## What needs to be done
Where does the string "title" appear in the records? Copy every line that contains it.

Saved data entries:
————

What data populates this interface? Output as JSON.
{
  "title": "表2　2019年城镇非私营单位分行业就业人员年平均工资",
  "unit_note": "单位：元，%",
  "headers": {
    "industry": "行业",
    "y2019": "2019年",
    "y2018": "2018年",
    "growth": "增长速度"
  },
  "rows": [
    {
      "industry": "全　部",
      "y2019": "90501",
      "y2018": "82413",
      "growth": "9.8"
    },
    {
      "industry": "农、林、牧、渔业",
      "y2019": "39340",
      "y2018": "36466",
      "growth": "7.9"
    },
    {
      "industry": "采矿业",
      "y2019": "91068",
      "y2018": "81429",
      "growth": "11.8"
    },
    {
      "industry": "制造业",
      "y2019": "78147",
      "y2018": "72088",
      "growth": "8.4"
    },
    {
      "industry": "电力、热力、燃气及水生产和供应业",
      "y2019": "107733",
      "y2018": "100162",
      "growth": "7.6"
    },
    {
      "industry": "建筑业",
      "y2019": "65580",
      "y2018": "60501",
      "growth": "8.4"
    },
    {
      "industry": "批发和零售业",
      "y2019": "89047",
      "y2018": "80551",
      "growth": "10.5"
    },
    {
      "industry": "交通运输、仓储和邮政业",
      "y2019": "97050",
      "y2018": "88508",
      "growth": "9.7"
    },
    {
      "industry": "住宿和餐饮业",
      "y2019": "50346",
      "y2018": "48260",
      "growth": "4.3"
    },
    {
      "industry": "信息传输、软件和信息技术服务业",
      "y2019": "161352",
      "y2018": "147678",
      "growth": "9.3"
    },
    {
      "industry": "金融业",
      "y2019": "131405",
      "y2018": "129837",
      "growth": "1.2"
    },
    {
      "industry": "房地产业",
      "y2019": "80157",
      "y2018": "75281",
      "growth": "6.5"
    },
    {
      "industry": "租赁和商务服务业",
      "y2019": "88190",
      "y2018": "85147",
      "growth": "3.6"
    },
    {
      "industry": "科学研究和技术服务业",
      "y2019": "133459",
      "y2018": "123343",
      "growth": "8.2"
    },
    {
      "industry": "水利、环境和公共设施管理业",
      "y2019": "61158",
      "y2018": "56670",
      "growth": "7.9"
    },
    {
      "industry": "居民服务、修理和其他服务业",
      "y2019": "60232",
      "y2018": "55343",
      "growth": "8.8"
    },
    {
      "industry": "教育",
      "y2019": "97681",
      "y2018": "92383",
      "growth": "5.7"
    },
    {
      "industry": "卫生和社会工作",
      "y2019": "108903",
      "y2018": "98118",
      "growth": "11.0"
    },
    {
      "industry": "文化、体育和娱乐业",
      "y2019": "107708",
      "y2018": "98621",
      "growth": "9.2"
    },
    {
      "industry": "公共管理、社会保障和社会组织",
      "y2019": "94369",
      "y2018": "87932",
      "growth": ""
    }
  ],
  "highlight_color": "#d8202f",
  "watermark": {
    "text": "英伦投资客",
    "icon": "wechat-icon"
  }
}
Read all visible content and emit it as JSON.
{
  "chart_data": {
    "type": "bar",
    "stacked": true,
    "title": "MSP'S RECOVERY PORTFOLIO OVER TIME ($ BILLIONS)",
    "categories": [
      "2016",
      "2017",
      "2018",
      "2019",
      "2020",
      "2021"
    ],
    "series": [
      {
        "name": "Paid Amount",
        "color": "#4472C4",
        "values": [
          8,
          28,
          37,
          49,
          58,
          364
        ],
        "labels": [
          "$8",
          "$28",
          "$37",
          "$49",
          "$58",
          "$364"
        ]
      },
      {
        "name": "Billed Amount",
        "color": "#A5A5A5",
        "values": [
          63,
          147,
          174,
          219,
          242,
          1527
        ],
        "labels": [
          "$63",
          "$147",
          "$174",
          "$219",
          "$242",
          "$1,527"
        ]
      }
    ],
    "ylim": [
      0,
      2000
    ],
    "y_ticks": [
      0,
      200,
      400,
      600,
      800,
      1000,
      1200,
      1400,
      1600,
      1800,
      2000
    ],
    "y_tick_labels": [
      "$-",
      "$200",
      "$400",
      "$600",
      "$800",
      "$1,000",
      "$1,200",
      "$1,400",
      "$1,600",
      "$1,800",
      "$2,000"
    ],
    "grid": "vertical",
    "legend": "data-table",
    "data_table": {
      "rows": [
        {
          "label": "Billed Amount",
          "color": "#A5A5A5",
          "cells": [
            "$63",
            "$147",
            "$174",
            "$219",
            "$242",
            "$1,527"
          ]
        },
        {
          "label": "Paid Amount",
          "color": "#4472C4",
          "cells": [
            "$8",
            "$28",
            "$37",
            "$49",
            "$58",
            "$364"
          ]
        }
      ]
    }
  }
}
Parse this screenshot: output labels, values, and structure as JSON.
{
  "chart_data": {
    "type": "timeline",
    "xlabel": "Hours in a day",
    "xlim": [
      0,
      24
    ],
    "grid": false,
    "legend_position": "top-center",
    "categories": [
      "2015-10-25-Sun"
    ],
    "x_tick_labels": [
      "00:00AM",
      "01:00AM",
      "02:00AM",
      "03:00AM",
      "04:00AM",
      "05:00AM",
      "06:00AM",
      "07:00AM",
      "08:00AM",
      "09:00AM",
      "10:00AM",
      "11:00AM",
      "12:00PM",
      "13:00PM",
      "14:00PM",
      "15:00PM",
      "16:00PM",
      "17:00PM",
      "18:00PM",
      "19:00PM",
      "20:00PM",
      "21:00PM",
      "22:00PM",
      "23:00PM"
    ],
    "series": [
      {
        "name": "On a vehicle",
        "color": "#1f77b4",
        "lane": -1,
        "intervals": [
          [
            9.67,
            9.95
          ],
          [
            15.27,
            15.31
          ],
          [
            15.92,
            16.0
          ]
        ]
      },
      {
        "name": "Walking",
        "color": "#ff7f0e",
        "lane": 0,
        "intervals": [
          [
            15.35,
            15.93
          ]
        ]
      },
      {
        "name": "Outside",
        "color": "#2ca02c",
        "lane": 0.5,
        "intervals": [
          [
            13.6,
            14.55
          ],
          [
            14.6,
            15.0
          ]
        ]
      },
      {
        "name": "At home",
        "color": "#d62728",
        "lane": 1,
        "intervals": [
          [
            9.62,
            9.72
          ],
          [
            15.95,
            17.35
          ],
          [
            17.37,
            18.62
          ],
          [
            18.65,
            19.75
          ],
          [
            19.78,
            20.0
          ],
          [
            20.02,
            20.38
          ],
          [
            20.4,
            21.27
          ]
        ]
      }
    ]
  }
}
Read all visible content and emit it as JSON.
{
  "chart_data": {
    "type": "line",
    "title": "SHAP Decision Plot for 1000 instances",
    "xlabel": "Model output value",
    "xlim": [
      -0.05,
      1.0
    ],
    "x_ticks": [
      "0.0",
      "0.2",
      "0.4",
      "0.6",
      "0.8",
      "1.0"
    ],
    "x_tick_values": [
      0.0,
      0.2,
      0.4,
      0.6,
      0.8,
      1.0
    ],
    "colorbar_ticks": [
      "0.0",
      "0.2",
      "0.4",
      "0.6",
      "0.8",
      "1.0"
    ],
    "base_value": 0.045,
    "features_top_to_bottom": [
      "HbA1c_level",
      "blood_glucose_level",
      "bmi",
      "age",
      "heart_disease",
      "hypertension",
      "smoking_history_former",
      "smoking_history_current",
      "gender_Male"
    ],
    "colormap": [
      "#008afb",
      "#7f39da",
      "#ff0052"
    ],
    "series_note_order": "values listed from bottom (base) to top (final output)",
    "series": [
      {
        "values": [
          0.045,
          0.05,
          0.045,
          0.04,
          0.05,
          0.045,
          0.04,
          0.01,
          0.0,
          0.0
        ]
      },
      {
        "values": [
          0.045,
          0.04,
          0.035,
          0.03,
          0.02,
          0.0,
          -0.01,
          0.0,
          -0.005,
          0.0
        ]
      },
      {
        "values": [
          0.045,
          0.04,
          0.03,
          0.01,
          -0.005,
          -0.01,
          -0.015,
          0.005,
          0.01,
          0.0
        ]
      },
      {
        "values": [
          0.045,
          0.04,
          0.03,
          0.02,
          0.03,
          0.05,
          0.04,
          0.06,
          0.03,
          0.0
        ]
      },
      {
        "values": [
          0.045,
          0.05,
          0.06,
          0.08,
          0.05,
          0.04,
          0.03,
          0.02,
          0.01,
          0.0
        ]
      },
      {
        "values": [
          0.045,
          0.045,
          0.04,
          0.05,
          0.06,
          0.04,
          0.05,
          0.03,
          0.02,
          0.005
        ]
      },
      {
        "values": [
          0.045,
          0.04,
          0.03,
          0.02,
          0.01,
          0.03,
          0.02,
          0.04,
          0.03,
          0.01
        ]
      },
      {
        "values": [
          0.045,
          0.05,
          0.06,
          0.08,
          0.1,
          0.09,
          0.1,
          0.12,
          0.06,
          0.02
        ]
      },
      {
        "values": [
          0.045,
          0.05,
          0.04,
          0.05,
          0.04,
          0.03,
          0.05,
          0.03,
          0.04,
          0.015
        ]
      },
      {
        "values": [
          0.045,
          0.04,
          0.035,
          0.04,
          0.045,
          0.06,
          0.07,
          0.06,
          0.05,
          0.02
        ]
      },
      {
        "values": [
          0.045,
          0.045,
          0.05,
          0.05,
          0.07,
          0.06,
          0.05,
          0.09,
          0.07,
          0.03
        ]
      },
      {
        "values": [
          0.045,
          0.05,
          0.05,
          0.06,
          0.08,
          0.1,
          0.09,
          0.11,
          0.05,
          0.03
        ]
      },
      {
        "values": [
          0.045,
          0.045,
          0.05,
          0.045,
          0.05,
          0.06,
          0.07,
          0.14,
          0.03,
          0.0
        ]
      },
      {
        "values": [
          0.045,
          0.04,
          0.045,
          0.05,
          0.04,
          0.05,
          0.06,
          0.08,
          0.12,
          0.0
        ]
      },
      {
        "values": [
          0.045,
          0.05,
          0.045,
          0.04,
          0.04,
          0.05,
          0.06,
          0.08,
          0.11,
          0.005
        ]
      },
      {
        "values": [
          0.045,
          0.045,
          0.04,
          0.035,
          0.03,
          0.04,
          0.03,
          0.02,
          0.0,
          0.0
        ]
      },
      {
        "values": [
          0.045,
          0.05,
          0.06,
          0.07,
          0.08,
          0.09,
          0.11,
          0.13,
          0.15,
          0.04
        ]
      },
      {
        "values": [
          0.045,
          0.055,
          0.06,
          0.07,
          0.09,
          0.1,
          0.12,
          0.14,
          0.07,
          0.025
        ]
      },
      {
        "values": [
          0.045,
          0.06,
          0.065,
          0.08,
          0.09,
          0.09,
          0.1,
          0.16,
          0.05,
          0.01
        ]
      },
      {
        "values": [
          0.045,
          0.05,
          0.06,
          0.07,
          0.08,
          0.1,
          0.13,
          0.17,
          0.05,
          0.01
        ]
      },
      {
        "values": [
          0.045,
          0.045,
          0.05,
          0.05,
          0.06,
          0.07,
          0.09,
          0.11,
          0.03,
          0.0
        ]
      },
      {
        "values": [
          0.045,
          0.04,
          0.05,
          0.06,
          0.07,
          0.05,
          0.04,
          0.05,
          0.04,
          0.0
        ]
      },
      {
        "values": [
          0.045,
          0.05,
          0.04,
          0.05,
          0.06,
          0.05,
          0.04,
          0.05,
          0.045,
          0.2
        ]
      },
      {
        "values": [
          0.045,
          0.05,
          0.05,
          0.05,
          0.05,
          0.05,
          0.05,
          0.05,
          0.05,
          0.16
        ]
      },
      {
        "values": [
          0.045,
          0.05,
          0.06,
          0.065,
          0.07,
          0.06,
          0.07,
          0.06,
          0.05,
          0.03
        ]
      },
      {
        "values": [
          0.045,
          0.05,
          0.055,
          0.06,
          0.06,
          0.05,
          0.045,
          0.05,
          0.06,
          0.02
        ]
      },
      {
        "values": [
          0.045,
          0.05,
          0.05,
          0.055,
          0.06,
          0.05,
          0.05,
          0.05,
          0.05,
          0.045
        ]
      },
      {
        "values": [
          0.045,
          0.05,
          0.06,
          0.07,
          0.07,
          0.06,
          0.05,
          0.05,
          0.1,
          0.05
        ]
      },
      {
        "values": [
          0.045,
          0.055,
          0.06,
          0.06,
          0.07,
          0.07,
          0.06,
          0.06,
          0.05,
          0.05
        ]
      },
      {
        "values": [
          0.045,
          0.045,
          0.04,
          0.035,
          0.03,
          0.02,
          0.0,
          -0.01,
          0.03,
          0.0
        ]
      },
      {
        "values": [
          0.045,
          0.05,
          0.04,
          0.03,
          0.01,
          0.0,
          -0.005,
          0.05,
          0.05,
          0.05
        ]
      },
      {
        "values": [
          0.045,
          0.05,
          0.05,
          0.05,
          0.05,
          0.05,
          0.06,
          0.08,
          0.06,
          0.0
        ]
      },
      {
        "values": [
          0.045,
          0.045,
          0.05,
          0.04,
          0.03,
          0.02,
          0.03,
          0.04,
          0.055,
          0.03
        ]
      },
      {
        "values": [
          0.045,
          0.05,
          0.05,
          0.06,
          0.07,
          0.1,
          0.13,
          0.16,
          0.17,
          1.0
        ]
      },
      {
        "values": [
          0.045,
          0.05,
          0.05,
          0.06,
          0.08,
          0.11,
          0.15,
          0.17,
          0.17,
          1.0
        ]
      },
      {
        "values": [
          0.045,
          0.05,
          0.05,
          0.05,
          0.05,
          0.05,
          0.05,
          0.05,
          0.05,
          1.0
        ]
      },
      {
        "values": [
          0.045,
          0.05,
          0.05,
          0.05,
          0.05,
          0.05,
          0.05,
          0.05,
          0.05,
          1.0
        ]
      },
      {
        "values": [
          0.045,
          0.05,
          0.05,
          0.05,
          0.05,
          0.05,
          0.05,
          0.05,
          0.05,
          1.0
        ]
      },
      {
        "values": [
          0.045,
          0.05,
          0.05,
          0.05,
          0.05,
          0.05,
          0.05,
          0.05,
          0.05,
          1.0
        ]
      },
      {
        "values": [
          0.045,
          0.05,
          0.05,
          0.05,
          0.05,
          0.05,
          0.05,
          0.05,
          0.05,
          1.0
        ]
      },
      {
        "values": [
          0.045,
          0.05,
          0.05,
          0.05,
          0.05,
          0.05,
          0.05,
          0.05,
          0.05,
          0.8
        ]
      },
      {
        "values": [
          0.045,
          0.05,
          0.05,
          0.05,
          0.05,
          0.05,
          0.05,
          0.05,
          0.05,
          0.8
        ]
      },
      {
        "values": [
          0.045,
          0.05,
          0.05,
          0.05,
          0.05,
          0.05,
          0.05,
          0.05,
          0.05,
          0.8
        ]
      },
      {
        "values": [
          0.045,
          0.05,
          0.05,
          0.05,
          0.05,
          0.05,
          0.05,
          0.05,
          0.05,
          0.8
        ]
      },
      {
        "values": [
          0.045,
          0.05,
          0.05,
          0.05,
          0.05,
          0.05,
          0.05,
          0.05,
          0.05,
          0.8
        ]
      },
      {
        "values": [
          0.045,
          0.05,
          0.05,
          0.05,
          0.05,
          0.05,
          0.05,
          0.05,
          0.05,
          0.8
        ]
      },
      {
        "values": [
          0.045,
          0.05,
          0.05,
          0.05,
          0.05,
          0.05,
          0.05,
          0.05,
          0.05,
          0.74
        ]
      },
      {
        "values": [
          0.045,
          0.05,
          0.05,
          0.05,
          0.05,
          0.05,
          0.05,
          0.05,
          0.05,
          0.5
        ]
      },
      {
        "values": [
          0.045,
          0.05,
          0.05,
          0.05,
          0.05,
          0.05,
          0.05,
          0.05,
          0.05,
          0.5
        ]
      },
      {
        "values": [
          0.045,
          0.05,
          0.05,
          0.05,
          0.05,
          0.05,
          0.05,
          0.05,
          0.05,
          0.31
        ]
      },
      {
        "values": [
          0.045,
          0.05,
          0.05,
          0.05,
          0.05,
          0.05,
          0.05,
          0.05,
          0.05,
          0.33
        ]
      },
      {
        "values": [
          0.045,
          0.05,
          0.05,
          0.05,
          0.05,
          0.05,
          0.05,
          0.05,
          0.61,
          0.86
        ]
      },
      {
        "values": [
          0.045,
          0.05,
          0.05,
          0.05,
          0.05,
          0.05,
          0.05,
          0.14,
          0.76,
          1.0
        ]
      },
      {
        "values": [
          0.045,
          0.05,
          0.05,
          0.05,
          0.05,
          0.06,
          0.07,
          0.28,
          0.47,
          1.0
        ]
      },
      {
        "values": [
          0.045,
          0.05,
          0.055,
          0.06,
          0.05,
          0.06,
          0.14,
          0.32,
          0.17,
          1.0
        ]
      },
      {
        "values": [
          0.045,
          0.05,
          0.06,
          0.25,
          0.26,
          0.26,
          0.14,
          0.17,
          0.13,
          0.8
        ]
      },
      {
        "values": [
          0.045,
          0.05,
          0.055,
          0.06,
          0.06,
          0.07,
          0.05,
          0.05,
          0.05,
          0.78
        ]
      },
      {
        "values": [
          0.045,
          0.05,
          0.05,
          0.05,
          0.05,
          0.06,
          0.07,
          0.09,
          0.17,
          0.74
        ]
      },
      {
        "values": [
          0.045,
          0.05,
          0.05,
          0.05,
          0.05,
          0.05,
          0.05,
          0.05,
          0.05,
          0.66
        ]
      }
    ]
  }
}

————

## Result of the exercise
  "title": "表2　2019年城镇非私营单位分行业就业人员年平均工资",
    "title": "MSP'S RECOVERY PORTFOLIO OVER TIME ($ BILLIONS)",
    "title": "SHAP Decision Plot for 1000 instances",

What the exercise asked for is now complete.